TASK ▸ Count how many lines of the material below have the word "text" and give only the number.

RECORDS SUPPLIED ▸
>> begin

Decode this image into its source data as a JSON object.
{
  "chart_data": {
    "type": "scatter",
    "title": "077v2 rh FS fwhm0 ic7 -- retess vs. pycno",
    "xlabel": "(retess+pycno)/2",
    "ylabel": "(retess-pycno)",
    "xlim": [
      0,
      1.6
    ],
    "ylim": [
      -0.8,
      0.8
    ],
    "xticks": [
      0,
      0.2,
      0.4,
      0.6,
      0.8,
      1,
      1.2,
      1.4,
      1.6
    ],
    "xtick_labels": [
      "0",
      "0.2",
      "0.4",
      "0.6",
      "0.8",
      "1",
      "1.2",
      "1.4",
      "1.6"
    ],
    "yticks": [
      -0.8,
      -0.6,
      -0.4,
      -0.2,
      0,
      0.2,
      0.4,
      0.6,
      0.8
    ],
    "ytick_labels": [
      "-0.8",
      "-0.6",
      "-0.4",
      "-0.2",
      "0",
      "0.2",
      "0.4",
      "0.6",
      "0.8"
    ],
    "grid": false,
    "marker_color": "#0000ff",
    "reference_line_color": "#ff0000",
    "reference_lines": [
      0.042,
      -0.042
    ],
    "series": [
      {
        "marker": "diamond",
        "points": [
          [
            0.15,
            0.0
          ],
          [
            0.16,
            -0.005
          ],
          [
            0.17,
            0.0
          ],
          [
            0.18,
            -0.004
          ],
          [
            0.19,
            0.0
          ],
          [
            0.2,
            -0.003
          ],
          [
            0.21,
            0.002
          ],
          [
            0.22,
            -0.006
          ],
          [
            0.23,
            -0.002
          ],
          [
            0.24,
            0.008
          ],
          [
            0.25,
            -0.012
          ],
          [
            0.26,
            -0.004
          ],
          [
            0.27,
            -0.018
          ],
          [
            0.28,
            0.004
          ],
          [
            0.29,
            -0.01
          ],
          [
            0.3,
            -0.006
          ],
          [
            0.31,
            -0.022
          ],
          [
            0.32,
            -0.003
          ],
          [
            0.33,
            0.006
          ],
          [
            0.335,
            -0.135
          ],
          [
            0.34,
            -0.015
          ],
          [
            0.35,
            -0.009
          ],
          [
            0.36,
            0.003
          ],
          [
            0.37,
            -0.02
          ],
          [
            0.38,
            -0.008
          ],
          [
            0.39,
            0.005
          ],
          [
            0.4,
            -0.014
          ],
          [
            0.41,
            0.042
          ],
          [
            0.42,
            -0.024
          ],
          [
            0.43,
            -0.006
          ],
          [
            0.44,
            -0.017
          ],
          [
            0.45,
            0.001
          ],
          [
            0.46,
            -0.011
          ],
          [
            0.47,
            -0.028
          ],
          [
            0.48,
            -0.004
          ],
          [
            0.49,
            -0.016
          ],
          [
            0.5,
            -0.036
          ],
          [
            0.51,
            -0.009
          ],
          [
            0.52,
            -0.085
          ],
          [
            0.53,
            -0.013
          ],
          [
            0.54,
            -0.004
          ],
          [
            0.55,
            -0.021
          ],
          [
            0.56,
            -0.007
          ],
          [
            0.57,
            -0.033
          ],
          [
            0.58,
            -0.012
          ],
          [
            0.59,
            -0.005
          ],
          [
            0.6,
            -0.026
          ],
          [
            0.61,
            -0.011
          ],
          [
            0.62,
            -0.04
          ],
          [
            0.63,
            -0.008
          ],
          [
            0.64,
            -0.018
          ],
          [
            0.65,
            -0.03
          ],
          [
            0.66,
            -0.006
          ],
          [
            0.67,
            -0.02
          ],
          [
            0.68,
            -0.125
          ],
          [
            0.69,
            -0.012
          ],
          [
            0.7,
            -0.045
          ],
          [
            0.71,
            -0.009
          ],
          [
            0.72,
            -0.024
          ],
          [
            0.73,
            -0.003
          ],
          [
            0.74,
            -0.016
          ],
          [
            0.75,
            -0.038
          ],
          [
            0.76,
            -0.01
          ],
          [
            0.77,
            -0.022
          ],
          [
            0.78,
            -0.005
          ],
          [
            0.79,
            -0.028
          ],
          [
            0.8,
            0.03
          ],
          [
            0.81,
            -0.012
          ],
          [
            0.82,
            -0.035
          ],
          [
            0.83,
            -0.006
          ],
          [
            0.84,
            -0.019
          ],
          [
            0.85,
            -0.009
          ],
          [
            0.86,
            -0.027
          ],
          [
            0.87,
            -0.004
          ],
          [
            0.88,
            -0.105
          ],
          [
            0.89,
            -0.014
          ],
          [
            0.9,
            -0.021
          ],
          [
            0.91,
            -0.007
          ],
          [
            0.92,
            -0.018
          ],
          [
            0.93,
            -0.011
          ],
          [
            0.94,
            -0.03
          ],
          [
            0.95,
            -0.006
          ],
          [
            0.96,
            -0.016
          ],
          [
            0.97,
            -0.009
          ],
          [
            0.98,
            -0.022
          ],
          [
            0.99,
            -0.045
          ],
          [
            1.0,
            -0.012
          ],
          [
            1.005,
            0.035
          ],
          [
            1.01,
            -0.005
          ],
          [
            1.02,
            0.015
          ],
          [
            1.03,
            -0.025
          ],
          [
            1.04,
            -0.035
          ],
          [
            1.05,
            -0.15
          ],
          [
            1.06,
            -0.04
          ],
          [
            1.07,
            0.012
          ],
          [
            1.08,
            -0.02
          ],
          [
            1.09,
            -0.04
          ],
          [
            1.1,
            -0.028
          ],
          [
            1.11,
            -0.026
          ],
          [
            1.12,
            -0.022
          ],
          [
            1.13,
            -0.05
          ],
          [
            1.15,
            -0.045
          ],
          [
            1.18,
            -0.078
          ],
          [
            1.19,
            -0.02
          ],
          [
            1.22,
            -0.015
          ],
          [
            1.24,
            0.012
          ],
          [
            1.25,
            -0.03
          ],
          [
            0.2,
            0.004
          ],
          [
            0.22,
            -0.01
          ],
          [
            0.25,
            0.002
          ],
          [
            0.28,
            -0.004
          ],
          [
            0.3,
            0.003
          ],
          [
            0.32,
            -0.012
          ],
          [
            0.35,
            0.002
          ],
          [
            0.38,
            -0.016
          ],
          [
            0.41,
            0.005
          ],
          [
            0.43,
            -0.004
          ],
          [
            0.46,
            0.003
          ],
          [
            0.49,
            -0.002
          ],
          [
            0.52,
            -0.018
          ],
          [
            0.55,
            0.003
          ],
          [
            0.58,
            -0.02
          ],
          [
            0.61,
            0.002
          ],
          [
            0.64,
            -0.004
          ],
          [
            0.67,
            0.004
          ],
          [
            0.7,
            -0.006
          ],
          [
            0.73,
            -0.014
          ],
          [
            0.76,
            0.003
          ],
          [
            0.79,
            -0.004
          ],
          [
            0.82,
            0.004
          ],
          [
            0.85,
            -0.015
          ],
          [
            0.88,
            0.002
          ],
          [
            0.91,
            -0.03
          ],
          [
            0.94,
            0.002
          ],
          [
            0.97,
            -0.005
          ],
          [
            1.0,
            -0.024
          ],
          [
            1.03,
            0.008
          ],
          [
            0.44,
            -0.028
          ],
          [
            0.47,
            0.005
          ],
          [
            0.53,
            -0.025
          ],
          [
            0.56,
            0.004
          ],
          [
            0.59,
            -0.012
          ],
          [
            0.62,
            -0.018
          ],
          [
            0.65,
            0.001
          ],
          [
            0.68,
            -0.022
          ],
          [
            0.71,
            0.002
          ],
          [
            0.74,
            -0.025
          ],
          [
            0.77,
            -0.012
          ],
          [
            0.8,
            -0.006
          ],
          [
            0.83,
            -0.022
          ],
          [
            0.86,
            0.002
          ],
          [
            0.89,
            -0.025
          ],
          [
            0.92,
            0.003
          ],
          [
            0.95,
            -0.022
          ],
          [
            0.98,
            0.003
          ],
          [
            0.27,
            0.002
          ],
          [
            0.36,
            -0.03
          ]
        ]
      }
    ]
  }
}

>> end
>> begin

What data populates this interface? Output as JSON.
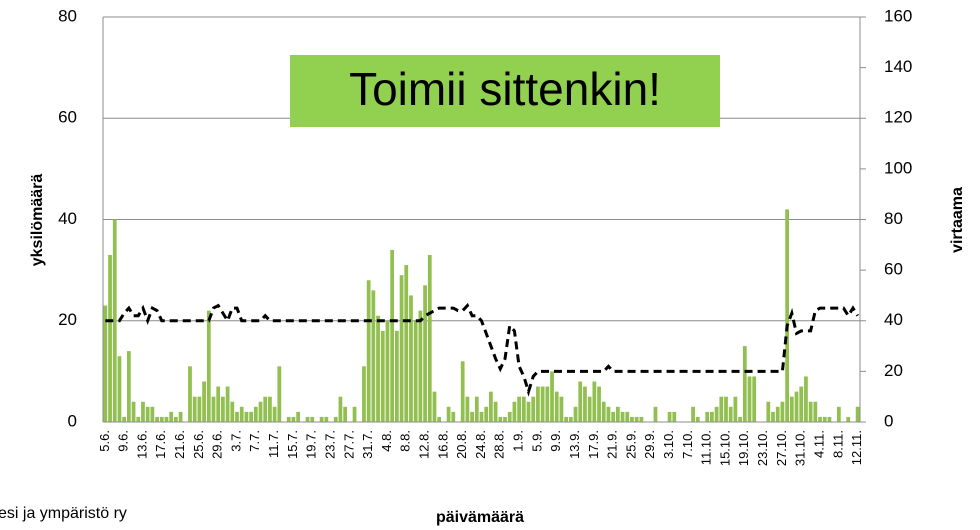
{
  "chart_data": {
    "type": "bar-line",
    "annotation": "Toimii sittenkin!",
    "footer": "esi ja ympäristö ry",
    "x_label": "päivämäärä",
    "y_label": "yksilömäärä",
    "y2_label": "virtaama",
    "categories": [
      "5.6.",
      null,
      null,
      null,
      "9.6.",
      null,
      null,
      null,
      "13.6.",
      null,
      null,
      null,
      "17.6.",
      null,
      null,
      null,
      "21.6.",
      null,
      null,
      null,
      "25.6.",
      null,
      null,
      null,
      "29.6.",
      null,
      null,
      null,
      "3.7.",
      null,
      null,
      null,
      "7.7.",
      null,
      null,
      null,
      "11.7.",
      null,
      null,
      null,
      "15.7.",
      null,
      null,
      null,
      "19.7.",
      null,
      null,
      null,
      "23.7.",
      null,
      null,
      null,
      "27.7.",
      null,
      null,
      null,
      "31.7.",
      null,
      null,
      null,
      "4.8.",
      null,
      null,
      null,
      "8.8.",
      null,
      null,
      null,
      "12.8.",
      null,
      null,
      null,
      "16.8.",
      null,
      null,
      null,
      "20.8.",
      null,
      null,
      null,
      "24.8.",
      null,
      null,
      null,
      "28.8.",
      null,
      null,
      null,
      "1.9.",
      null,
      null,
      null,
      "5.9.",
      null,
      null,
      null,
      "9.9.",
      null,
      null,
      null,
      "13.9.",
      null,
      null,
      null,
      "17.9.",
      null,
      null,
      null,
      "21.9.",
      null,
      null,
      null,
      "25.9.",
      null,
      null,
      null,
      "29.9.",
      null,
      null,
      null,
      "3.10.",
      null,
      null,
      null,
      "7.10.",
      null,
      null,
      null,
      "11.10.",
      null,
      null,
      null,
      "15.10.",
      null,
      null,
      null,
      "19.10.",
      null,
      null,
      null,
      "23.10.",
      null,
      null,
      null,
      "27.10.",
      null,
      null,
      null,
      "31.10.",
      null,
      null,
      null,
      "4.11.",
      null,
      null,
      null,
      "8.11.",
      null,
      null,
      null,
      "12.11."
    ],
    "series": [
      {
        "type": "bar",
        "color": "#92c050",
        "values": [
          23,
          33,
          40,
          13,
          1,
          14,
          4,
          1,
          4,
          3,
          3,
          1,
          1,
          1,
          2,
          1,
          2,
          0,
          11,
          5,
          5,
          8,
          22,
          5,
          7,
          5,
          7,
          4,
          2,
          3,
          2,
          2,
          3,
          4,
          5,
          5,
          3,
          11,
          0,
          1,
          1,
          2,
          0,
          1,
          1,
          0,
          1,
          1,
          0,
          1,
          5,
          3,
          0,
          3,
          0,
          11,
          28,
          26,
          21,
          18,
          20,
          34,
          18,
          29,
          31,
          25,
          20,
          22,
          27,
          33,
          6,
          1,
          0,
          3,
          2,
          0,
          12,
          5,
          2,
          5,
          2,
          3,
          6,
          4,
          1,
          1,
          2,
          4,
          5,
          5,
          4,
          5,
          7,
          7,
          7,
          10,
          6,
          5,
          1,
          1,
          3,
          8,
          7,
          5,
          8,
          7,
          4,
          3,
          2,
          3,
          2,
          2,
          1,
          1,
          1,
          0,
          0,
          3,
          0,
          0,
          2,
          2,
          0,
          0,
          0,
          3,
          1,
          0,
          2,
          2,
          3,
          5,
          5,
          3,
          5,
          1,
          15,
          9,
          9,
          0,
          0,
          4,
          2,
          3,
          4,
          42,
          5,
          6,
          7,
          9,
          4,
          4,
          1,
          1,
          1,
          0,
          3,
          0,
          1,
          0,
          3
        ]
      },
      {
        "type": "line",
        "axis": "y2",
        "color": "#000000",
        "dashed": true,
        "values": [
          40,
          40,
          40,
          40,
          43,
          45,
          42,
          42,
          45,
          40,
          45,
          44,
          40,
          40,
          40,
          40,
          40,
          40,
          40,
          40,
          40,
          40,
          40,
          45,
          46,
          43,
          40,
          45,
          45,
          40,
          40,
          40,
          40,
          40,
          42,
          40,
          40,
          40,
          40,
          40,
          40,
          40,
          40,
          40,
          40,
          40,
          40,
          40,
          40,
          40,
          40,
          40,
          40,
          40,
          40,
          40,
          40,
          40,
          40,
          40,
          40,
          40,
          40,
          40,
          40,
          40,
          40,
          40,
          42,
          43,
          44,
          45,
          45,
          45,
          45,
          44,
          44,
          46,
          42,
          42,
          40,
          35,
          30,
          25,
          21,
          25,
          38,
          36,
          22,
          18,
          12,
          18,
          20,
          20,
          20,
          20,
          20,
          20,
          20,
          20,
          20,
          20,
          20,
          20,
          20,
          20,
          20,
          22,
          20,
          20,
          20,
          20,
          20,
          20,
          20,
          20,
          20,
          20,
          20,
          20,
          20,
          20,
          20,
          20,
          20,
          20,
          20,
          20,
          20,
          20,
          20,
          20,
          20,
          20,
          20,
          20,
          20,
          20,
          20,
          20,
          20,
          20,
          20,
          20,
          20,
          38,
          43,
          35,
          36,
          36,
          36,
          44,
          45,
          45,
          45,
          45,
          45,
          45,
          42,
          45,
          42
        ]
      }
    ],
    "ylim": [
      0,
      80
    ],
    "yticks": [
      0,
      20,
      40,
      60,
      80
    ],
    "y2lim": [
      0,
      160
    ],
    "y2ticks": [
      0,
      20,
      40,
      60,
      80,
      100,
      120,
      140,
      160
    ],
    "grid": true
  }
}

>> end
>> begin

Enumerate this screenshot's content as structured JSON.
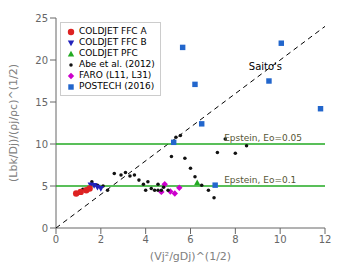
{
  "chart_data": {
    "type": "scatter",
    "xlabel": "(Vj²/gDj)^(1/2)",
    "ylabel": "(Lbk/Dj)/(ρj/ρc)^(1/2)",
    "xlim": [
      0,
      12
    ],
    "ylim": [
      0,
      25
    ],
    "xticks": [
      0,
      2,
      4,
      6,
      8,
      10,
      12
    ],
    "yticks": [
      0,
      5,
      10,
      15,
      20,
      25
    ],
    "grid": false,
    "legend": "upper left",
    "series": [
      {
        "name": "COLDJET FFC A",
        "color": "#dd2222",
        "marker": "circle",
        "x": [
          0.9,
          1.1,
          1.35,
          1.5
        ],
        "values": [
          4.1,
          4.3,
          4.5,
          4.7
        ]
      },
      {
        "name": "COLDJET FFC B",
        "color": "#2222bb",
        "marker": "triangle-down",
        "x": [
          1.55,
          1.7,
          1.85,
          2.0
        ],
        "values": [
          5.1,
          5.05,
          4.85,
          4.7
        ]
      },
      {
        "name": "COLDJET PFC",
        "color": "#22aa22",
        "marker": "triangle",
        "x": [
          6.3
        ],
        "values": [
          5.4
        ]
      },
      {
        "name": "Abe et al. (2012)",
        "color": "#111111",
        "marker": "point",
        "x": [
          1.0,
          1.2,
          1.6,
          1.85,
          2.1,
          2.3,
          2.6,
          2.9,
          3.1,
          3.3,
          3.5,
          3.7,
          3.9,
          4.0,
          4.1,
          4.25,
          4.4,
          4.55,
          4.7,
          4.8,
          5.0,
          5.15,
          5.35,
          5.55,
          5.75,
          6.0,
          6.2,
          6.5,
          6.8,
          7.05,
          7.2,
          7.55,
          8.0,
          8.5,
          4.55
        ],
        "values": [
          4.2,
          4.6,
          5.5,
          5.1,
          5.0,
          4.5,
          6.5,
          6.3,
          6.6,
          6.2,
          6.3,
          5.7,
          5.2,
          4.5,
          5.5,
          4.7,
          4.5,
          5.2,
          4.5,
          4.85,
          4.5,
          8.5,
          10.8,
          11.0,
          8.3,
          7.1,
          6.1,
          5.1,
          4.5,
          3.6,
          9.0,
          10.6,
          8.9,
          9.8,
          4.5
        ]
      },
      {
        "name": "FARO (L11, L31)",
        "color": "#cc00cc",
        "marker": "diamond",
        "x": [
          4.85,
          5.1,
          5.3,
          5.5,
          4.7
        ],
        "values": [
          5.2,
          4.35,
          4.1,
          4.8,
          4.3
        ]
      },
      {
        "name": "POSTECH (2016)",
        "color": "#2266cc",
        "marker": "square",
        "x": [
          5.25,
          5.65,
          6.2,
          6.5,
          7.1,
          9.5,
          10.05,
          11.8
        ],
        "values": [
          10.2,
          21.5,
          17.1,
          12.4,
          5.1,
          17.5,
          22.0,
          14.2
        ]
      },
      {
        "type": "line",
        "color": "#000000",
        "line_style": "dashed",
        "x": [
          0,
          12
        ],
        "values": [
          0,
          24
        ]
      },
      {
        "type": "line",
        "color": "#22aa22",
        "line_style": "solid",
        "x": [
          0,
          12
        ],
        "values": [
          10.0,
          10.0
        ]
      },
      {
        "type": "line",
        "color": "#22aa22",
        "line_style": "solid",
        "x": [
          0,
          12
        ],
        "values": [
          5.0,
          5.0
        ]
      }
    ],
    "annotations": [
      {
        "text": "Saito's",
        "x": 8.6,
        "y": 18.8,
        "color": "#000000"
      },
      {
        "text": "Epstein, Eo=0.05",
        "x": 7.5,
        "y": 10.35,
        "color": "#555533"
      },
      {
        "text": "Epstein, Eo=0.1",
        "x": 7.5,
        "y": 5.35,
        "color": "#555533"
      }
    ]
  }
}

>> end

EXPECTED ANSWER ▸ 3